§ **INPUT FOR THIS TASK**:
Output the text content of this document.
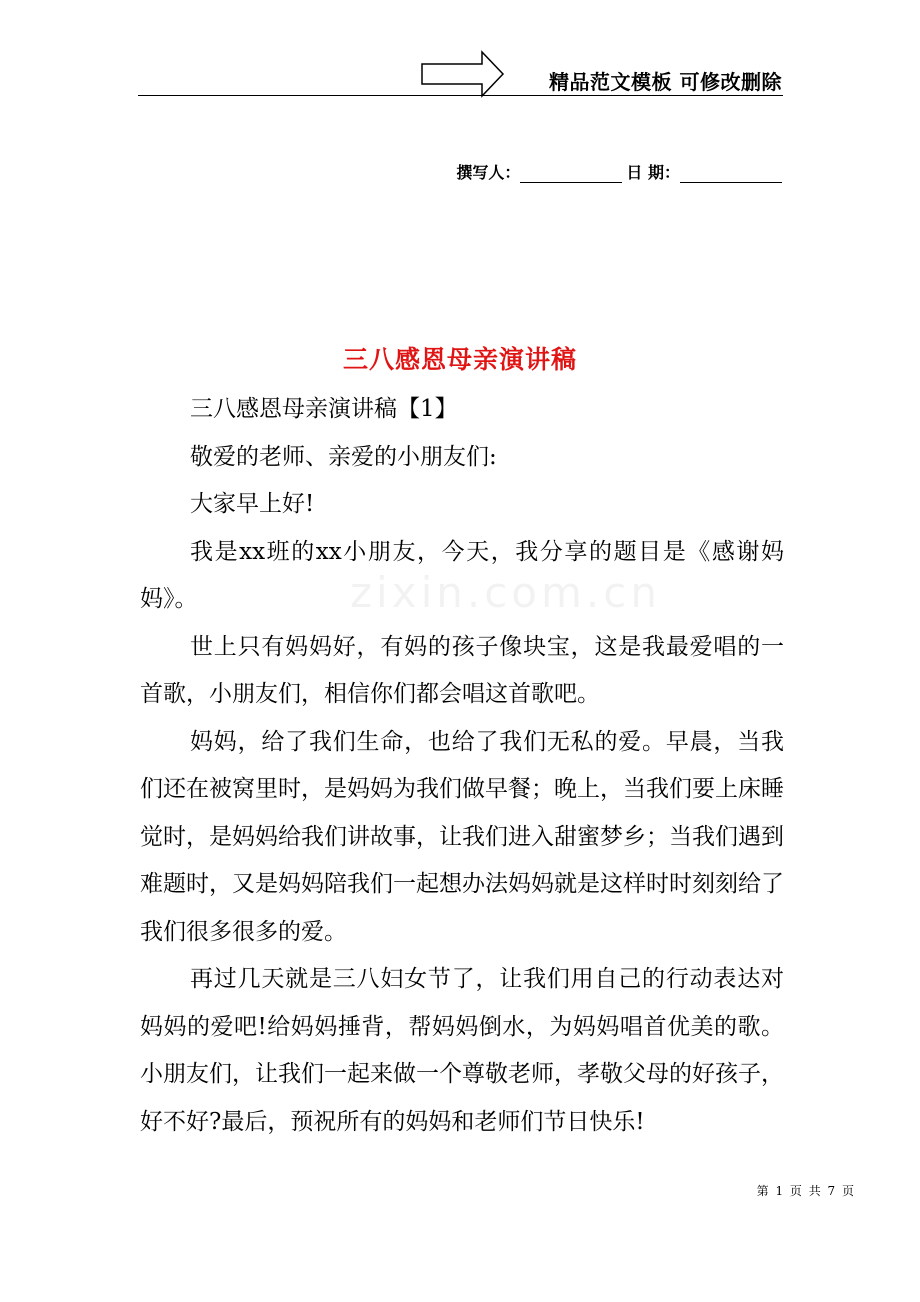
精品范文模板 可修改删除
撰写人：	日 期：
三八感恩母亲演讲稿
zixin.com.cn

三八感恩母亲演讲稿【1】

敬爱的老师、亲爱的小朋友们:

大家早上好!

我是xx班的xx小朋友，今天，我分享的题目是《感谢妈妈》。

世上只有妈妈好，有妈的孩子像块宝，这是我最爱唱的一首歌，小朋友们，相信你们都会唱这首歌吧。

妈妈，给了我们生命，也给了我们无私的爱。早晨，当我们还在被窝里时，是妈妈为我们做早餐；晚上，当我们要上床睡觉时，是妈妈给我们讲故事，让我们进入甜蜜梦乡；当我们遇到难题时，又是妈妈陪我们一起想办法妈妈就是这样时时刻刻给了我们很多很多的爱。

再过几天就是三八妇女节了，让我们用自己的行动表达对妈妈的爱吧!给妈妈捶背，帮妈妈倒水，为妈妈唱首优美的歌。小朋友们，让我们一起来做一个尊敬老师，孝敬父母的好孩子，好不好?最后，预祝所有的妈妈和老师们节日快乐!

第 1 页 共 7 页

§ **DIRECTION**:
Each entry above should be reproduced exactly, with the pictures removed.

§ **FULL SOLUTION**:
Output the text content of this document.
精品范文模板 可修改删除
撰写人：	日 期：
三八感恩母亲演讲稿
zixin.com.cn

三八感恩母亲演讲稿【1】

敬爱的老师、亲爱的小朋友们:

大家早上好!

我是xx班的xx小朋友，今天，我分享的题目是《感谢妈妈》。

世上只有妈妈好，有妈的孩子像块宝，这是我最爱唱的一首歌，小朋友们，相信你们都会唱这首歌吧。

妈妈，给了我们生命，也给了我们无私的爱。早晨，当我们还在被窝里时，是妈妈为我们做早餐；晚上，当我们要上床睡觉时，是妈妈给我们讲故事，让我们进入甜蜜梦乡；当我们遇到难题时，又是妈妈陪我们一起想办法妈妈就是这样时时刻刻给了我们很多很多的爱。

再过几天就是三八妇女节了，让我们用自己的行动表达对妈妈的爱吧!给妈妈捶背，帮妈妈倒水，为妈妈唱首优美的歌。小朋友们，让我们一起来做一个尊敬老师，孝敬父母的好孩子，好不好?最后，预祝所有的妈妈和老师们节日快乐!

第 1 页 共 7 页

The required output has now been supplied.